[start Text block]

I go today not looking for a dude to smooch, but to show support to two (not one) constitutional rights: Support for Dan Cathy’s right to free speech, and support for gay people’s right to peacefully assemble.

2. However well intentioned, I fear actions like this only widen and deepen the chasm between warring cultural factions in America. “Why don’t we get together and talk about this?” becomes less and less likely as we grow so far apart that only screaming can be heard by the other side. If indeed the “other side” is even trying to listen. My friend Alan Cross seems to share this same concern.

3. I want to be sensitive to people who view support of Chick-fil-A Appreciation Day as a hateful, spiteful act. No, I do not think it was, but I want to be sensitive to those who feel it was. It is telling that Christians who have a large number of gay friends seem to see this, while Christians who are insulated from personal relationships with gays seem oblivious to it.

If you are a Christ follower it is on you (and me, as I am one, too) to love people not just because Jesus does, but as Jesus loves. The measure of love is not whether we feel loving toward them, but whether the recipient actually feels loved. It matters not how much we say, “Love the sinner hate the sin,” or “I really love you.” If people on the receiving end (in this case the community of homosexual people) do not feel love, it is us who must find out why. We dare not be like an abusive husband who, after another fit of rage, assures his battered spouse, “But I love you so much.”

So, I will eat at Chick-fil-A today. If I run into any gay or lesbian folks smooching, holding hands or *gasp* eating lunch, I will say, “Hi.”

And try my best to show Jesus’ love.

Click to read a related post, A few thoughts in light of President Obama’s support of gay marriage

Marty Duren

Just a guy writing some things.

  • Excellent. Excellent. Excellent.

    • Thx, Jack. I hope “Jesus Appreciation Day” goes well at Watermark this weekend.

  • Debra

    Marty, I don’t think I’ve ever told you how much I enjoy and appreciate your articles/comments. You definitely have a gift in being able to articulate the truth in a no-nonsense, loving and wise way. Thanks for sharing!!

    • Marty Duren

      Thx!

  • Excellent post, Marty. I am glad you had the courage to stand up and say this. I have chosen to be silent on this issue, but you have inspired me to say my piece.

    I suspect that after today Christians will have missed two huge opportunities to show the love of Jesus. We completely missed one Wednesday, Because, as you stated, people went to CFA for one of two reasons, and the love of Jesus was not one of them.

    Ever since I heard about the planned “kiss-in” today I’ve been saying that CFA needs to give away a free meal to each same-sex couple that comes in and kisses. To condone the lifestyle? No. To support their right to protest? No. To show them love.

[end Text block]

● Your task
Copy everything in the post from "2. However well" down to "oblivious to it.", swapping "sensitive" for "considerate".

[start Supplied data]

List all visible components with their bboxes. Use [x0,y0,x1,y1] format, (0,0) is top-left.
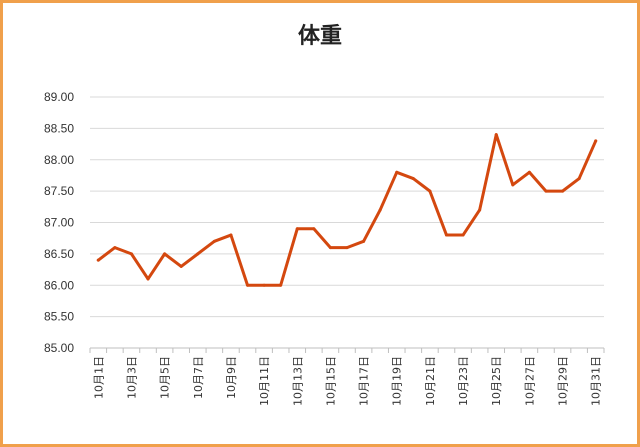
y-tick-label: 88.50 [44,121,74,135]
data-point [444,233,448,237]
gridlines [90,96,604,349]
data-point [411,177,415,181]
x-axis: 10月1日 10月3日 10月5日 10月7日 10月9日 10月11日 10月13日 10月… [89,347,605,406]
data-point [196,252,200,256]
x-tick-label: 10月17日 [358,356,371,406]
data-point [362,239,366,243]
data-point [461,233,465,237]
data-point [229,233,233,237]
x-tick-label: 10月27日 [523,356,536,406]
x-tick-label: 10月15日 [324,356,337,406]
data-point [328,246,332,250]
x-tick-label: 10月31日 [590,356,603,406]
y-tick-label: 87.00 [44,216,74,230]
chart-title: 体重 [297,24,342,49]
x-tick-label: 10月11日 [258,356,271,406]
y-tick-label: 86.00 [44,278,74,292]
data-point [345,246,349,250]
data-point [262,283,266,287]
x-tick-label: 10月9日 [225,356,238,399]
data-point [511,183,515,187]
x-tick-label: 10月21日 [424,356,437,406]
data-point [478,208,482,212]
data-point [129,252,133,256]
data-point [146,277,150,281]
y-tick-label: 89.00 [44,90,74,104]
data-point [212,239,216,243]
data-point [163,252,167,256]
data-point [113,246,117,250]
x-tick-label: 10月7日 [192,356,205,399]
data-point [544,189,548,193]
data-point [96,258,100,262]
y-tick-label: 87.50 [44,184,74,198]
x-tick-label: 10月23日 [457,356,470,406]
x-tick-label: 10月3日 [125,356,138,399]
x-tick-label: 10月1日 [92,356,105,399]
series-layer [96,133,598,287]
data-point [594,139,598,143]
y-tick-label: 88.00 [44,153,74,167]
data-point [527,170,531,174]
data-point [279,283,283,287]
data-point [494,133,498,137]
data-point [395,170,399,174]
x-tick-label: 10月29日 [557,356,570,406]
data-point [428,189,432,193]
data-point [179,264,183,268]
data-point [295,227,299,231]
x-tick-label: 10月25日 [490,356,503,406]
data-point [246,283,250,287]
x-tick-label: 10月5日 [159,356,172,399]
y-axis: 85.00 85.50 86.00 86.50 87.00 87.50 88.00 88.50… [44,90,74,355]
y-tick-label: 85.50 [44,310,74,324]
x-tick-label: 10月13日 [291,356,304,406]
data-point [577,177,581,181]
data-point [561,189,565,193]
series-line [96,133,598,287]
data-point [378,208,382,212]
data-point [312,227,316,231]
x-tick-label: 10月19日 [391,356,404,406]
y-tick-label: 86.50 [44,247,74,261]
y-tick-label: 85.00 [44,341,74,355]
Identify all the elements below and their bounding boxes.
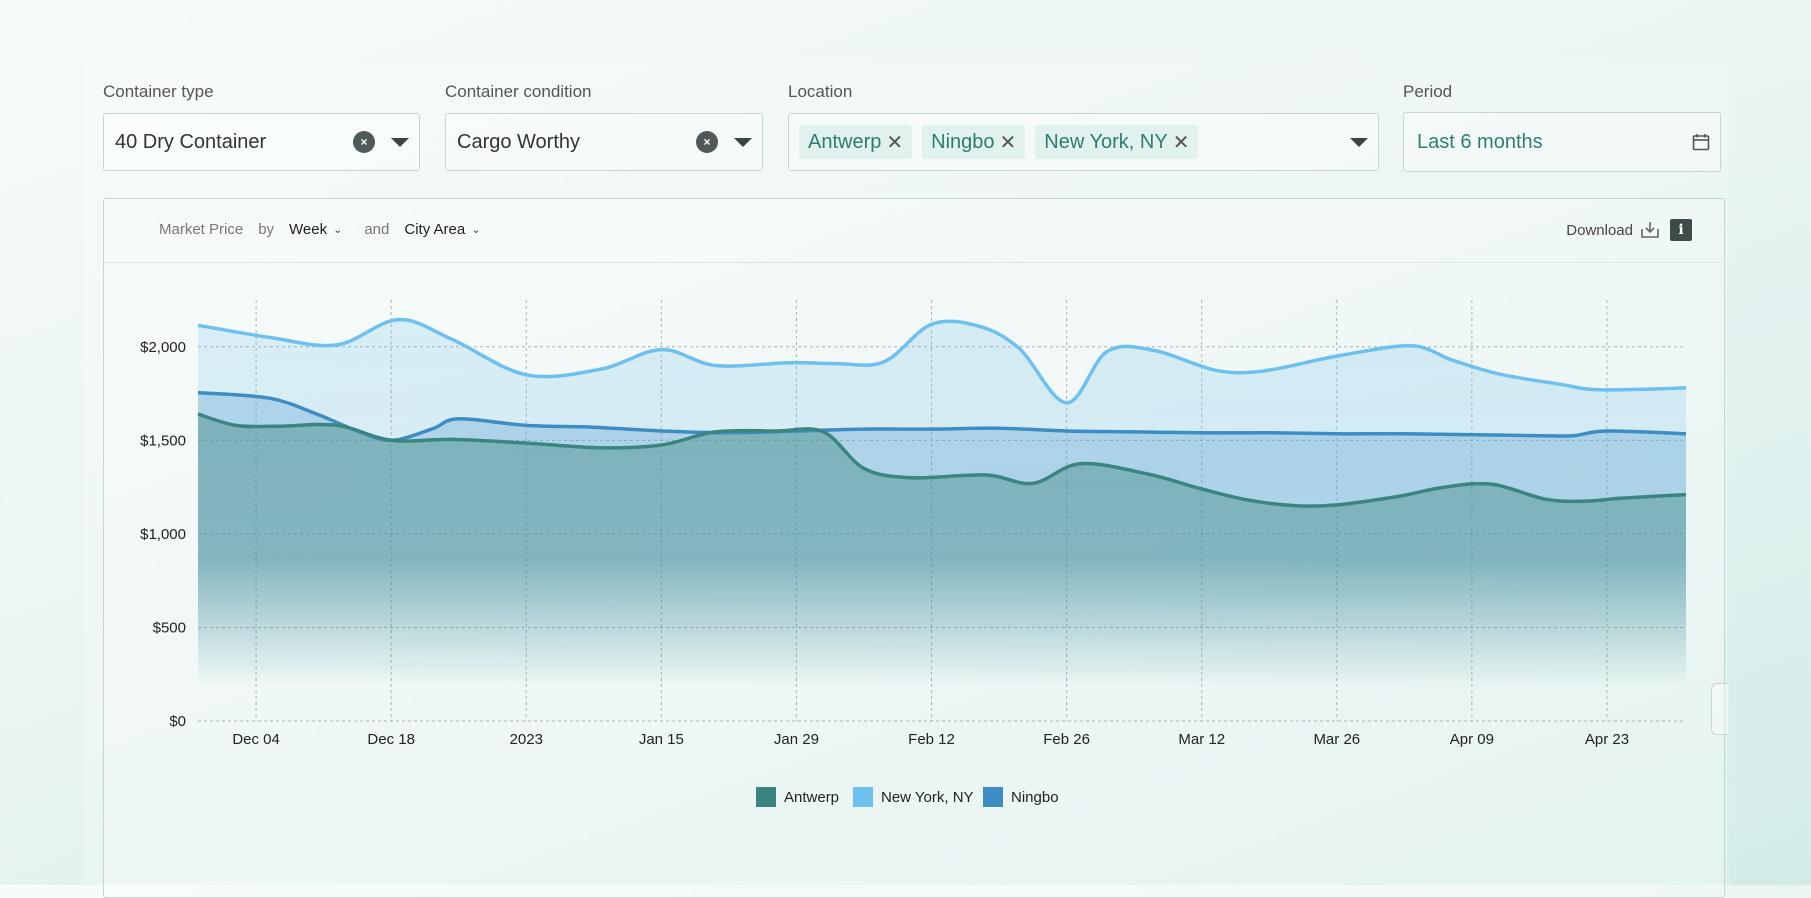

[end Supplied data]

● Finished task
2. However well intentioned, I fear actions like this only widen and deepen the chasm between warring cultural factions in America. “Why don’t we get together and talk about this?” becomes less and less likely as we grow so far apart that only screaming can be heard by the other side. If indeed the “other side” is even trying to listen. My friend Alan Cross seems to share this same concern.

3. I want to be considerate to people who view support of Chick-fil-A Appreciation Day as a hateful, spiteful act. No, I do not think it was, but I want to be considerate to those who feel it was. It is telling that Christians who have a large number of gay friends seem to see this, while Christians who are insulated from personal relationships with gays seem oblivious to it.